> **WHAT IS EXPECTED**: Please transcribe the data below exactly. Leave the pictures out.

START INFORMATION PROVIDED

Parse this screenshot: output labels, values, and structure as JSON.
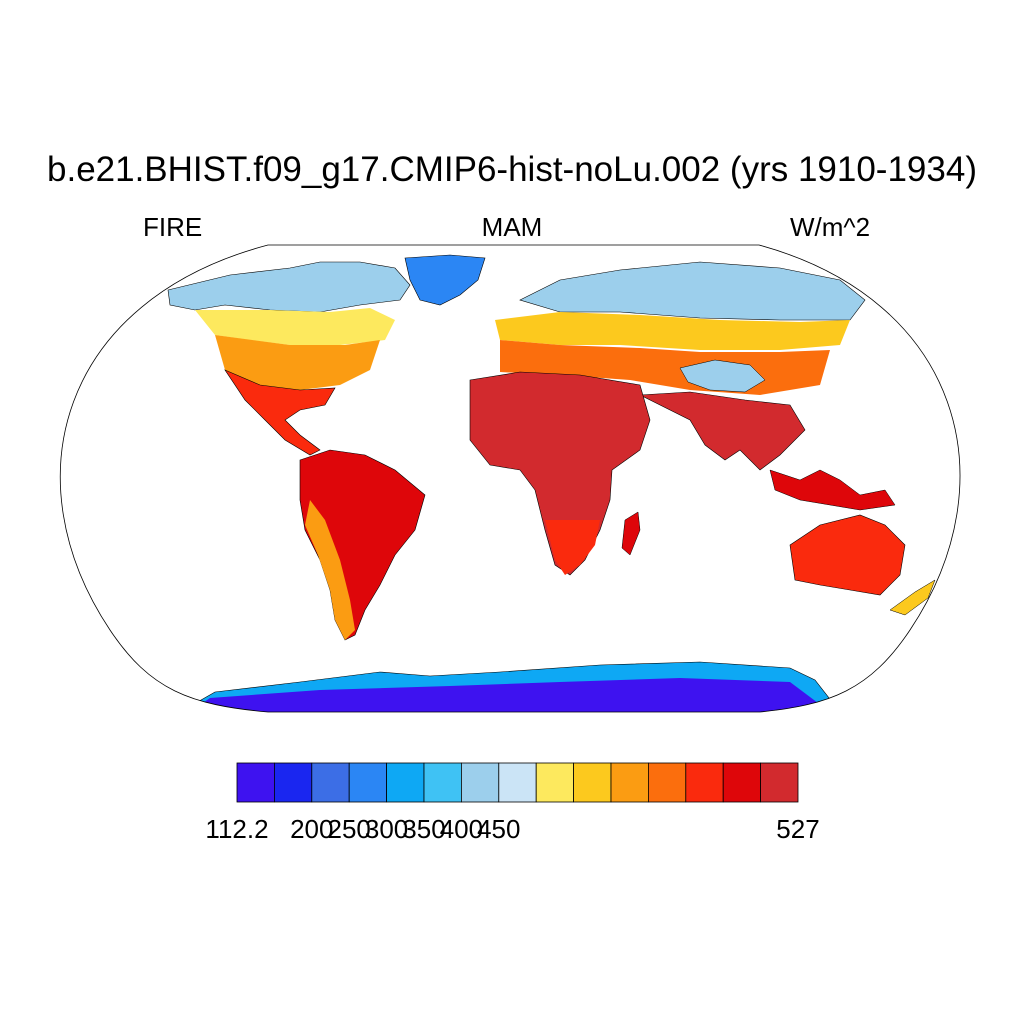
{
  "title": "b.e21.BHIST.f09_g17.CMIP6-hist-noLu.002 (yrs 1910-1934)",
  "left_string": "FIRE",
  "center_string": "MAM",
  "right_string": "W/m^2",
  "map": {
    "projection": "Robinson",
    "field": "FIRE",
    "season": "MAM",
    "units": "W/m^2",
    "ocean": "missing (white)",
    "coastlines": true
  },
  "colorbar": {
    "orientation": "horizontal",
    "colors": [
      "#3e12f0",
      "#1a26f0",
      "#3c6ee6",
      "#2b86f4",
      "#0ea8f4",
      "#3fc2f4",
      "#9ccfec",
      "#cbe4f6",
      "#fde95e",
      "#fcc91e",
      "#fb9c12",
      "#fb6e0d",
      "#fa2a0d",
      "#de060a",
      "#d22a2e"
    ],
    "tick_labels": [
      {
        "label": "112.2",
        "boundary": 0
      },
      {
        "label": "200",
        "boundary": 2
      },
      {
        "label": "250",
        "boundary": 3
      },
      {
        "label": "300",
        "boundary": 4
      },
      {
        "label": "350",
        "boundary": 5
      },
      {
        "label": "400",
        "boundary": 6
      },
      {
        "label": "450",
        "boundary": 7
      },
      {
        "label": "527",
        "boundary": 15
      }
    ]
  }
}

END INFORMATION PROVIDED

> **EXERCISE RESPONSE**:
Parse this screenshot: output labels, values, and structure as JSON.
{
  "title": "b.e21.BHIST.f09_g17.CMIP6-hist-noLu.002 (yrs 1910-1934)",
  "left_string": "FIRE",
  "center_string": "MAM",
  "right_string": "W/m^2",
  "map": {
    "projection": "Robinson",
    "field": "FIRE",
    "season": "MAM",
    "units": "W/m^2",
    "ocean": "missing (white)",
    "coastlines": true
  },
  "colorbar": {
    "orientation": "horizontal",
    "colors": [
      "#3e12f0",
      "#1a26f0",
      "#3c6ee6",
      "#2b86f4",
      "#0ea8f4",
      "#3fc2f4",
      "#9ccfec",
      "#cbe4f6",
      "#fde95e",
      "#fcc91e",
      "#fb9c12",
      "#fb6e0d",
      "#fa2a0d",
      "#de060a",
      "#d22a2e"
    ],
    "tick_labels": [
      {
        "label": "112.2",
        "boundary": 0
      },
      {
        "label": "200",
        "boundary": 2
      },
      {
        "label": "250",
        "boundary": 3
      },
      {
        "label": "300",
        "boundary": 4
      },
      {
        "label": "350",
        "boundary": 5
      },
      {
        "label": "400",
        "boundary": 6
      },
      {
        "label": "450",
        "boundary": 7
      },
      {
        "label": "527",
        "boundary": 15
      }
    ]
  }
}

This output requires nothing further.